* [DIRECTIONS] Your reply should be one number: the count of lines holding the word "波罗的海运费指数".

* [STORED ROWS]

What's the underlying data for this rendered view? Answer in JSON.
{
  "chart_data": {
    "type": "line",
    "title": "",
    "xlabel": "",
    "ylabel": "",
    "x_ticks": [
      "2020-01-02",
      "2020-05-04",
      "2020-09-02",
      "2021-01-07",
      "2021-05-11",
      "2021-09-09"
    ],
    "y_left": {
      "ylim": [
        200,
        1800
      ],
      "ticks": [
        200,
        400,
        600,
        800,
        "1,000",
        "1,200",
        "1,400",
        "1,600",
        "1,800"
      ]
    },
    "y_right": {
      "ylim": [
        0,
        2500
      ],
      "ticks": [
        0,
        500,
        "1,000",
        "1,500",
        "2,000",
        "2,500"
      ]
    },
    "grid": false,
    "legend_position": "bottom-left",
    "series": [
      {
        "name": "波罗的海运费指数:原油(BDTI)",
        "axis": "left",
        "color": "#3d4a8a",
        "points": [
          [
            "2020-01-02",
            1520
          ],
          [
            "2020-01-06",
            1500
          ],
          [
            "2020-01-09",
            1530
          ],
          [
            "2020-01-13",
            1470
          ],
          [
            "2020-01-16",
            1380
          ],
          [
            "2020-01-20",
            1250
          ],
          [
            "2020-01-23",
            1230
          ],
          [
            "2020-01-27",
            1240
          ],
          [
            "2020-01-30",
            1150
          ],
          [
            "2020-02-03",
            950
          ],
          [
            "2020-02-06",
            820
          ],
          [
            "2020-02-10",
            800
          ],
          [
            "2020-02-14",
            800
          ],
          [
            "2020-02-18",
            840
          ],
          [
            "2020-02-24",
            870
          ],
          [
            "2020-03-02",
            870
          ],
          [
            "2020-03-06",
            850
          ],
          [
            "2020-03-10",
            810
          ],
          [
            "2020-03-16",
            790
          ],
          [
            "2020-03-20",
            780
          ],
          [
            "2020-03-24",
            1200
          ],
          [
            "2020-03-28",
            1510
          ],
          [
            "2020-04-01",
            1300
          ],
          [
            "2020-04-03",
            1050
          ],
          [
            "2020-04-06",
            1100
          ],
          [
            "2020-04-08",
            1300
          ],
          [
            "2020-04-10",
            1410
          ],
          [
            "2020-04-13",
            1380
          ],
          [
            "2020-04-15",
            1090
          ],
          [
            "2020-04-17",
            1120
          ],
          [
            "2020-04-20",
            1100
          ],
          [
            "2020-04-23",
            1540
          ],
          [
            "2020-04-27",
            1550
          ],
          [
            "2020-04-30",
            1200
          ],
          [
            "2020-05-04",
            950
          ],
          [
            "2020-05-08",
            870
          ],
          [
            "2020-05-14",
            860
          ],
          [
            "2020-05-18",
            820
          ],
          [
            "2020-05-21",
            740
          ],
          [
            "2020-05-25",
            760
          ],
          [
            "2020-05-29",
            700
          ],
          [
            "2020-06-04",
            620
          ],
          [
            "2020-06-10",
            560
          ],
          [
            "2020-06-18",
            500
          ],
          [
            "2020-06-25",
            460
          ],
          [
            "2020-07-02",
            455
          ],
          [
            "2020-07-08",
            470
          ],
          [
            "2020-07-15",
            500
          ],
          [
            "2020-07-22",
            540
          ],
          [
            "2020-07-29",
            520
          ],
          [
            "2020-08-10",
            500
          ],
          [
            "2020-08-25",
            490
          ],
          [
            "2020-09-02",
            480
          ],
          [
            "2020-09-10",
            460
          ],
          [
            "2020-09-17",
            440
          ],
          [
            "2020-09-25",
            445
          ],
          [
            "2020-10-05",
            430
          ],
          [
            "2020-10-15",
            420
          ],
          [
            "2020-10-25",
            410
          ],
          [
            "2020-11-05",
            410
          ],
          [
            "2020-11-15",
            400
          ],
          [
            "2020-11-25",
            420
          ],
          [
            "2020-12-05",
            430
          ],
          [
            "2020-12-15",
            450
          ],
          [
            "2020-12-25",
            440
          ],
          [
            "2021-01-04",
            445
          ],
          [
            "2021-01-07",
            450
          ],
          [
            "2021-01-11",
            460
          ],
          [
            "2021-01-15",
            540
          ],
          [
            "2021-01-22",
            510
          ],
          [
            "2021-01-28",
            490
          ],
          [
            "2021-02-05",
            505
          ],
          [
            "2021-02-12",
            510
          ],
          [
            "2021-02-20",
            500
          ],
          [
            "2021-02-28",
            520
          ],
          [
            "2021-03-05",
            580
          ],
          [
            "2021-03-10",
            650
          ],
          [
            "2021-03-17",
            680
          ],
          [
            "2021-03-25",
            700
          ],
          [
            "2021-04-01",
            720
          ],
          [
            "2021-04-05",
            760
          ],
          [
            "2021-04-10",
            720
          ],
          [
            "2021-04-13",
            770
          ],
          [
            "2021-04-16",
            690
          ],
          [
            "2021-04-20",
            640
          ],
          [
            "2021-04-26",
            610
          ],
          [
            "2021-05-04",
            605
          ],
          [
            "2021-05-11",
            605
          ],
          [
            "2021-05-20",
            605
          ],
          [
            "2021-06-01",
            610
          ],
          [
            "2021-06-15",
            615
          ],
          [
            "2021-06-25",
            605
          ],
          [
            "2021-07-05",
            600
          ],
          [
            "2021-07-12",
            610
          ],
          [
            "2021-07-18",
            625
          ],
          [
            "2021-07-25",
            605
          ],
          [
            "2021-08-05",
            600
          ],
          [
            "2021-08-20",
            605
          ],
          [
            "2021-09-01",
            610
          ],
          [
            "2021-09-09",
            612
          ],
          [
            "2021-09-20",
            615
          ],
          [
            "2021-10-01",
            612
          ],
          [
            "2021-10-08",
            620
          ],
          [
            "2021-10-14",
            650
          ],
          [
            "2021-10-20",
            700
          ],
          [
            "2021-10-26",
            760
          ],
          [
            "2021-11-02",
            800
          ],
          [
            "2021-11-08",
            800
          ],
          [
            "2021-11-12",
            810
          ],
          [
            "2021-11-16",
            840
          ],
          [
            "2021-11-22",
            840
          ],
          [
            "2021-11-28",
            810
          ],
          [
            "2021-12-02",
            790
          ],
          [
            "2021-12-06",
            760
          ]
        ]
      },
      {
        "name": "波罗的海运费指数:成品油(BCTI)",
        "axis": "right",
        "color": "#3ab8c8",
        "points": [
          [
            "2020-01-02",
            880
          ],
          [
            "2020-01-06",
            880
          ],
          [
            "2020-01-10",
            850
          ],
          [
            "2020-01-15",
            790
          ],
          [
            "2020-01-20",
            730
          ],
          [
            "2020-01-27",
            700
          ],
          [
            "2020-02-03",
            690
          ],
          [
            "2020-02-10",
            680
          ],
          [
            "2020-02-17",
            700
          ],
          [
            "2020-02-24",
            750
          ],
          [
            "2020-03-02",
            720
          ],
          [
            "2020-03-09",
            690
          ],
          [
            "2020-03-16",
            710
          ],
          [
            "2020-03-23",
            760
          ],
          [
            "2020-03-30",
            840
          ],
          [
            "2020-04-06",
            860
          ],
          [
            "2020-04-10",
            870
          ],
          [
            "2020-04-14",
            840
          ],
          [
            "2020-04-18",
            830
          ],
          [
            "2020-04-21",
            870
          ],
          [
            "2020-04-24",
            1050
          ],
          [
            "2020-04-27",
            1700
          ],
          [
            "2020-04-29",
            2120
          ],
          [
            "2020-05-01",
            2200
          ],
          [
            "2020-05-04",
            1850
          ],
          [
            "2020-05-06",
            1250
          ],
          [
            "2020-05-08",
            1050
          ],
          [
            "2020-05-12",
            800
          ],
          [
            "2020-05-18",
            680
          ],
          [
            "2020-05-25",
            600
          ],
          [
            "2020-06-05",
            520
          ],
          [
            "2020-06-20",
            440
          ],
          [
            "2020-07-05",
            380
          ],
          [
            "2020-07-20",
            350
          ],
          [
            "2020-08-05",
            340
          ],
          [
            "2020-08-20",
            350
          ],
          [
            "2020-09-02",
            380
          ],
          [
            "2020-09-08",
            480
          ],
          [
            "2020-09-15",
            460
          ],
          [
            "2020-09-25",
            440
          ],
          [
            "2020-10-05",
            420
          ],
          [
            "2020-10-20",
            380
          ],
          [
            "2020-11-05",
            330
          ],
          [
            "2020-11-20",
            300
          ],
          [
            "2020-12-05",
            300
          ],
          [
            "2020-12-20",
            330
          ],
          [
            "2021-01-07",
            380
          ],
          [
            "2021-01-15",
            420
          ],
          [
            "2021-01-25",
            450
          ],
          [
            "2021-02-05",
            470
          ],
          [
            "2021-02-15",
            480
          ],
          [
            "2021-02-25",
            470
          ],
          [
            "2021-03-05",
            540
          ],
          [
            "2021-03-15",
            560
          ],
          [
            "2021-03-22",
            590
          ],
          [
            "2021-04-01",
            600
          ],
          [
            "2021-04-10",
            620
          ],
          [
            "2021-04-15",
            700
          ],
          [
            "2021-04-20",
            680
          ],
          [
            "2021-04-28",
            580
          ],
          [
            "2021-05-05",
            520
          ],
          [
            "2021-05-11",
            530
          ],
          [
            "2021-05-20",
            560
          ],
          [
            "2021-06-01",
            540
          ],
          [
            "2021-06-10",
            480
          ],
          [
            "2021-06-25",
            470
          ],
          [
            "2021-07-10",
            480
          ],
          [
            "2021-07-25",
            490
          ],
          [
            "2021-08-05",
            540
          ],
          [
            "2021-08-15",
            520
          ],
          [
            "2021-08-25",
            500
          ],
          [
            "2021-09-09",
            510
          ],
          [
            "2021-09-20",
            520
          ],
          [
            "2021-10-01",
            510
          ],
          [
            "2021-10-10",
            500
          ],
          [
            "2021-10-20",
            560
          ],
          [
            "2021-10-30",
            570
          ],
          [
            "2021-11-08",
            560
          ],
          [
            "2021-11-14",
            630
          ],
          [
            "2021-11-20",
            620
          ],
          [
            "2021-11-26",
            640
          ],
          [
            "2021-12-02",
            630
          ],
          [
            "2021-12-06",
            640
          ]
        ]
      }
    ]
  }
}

* [EXERCISE RESULT] 2